┏━━

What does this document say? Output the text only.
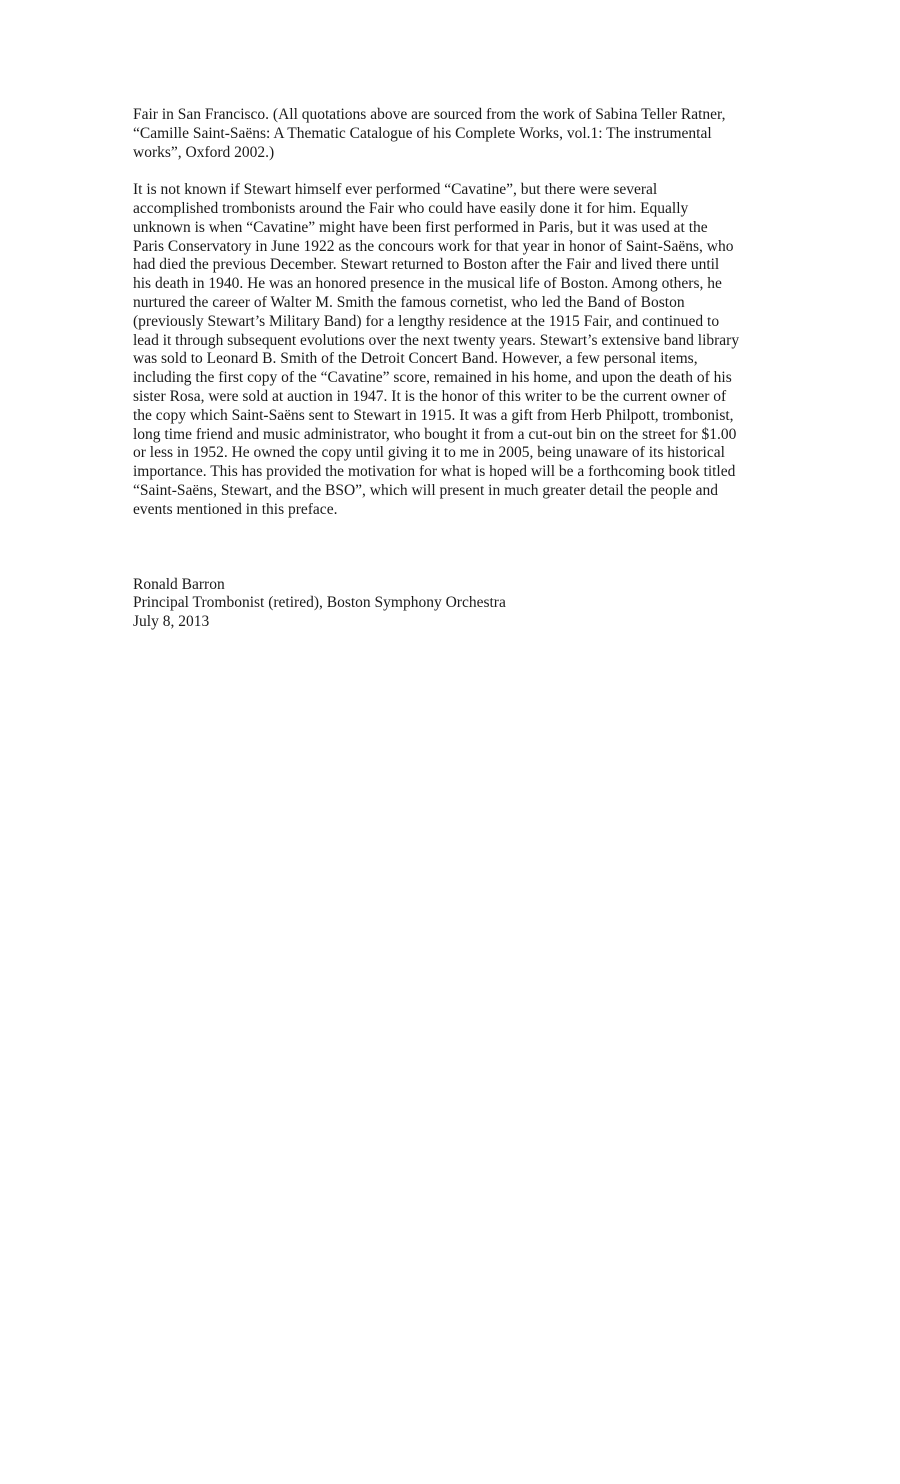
Fair in San Francisco. (All quotations above are sourced from the work of Sabina Teller Ratner,
“Camille Saint-Saëns: A Thematic Catalogue of his Complete Works, vol.1: The instrumental
works”, Oxford 2002.)

It is not known if Stewart himself ever performed “Cavatine”, but there were several
accomplished trombonists around the Fair who could have easily done it for him. Equally
unknown is when “Cavatine” might have been first performed in Paris, but it was used at the
Paris Conservatory in June 1922 as the concours work for that year in honor of Saint-Saëns, who
had died the previous December. Stewart returned to Boston after the Fair and lived there until
his death in 1940. He was an honored presence in the musical life of Boston. Among others, he
nurtured the career of Walter M. Smith the famous cornetist, who led the Band of Boston
(previously Stewart’s Military Band) for a lengthy residence at the 1915 Fair, and continued to
lead it through subsequent evolutions over the next twenty years. Stewart’s extensive band library
was sold to Leonard B. Smith of the Detroit Concert Band. However, a few personal items,
including the first copy of the “Cavatine” score, remained in his home, and upon the death of his
sister Rosa, were sold at auction in 1947. It is the honor of this writer to be the current owner of
the copy which Saint-Saëns sent to Stewart in 1915. It was a gift from Herb Philpott, trombonist,
long time friend and music administrator, who bought it from a cut-out bin on the street for $1.00
or less in 1952. He owned the copy until giving it to me in 2005, being unaware of its historical
importance. This has provided the motivation for what is hoped will be a forthcoming book titled
“Saint-Saëns, Stewart, and the BSO”, which will present in much greater detail the people and
events mentioned in this preface.

Ronald Barron
Principal Trombonist (retired), Boston Symphony Orchestra
July 8, 2013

┗━━

In the entries above, find every line holding the word "from" and copy it out.

§ **Finished exercise**:
Fair in San Francisco. (All quotations above are sourced from the work of Sabina Teller Ratner,
the copy which Saint-Saëns sent to Stewart in 1915. It was a gift from Herb Philpott, trombonist,
long time friend and music administrator, who bought it from a cut-out bin on the street for $1.00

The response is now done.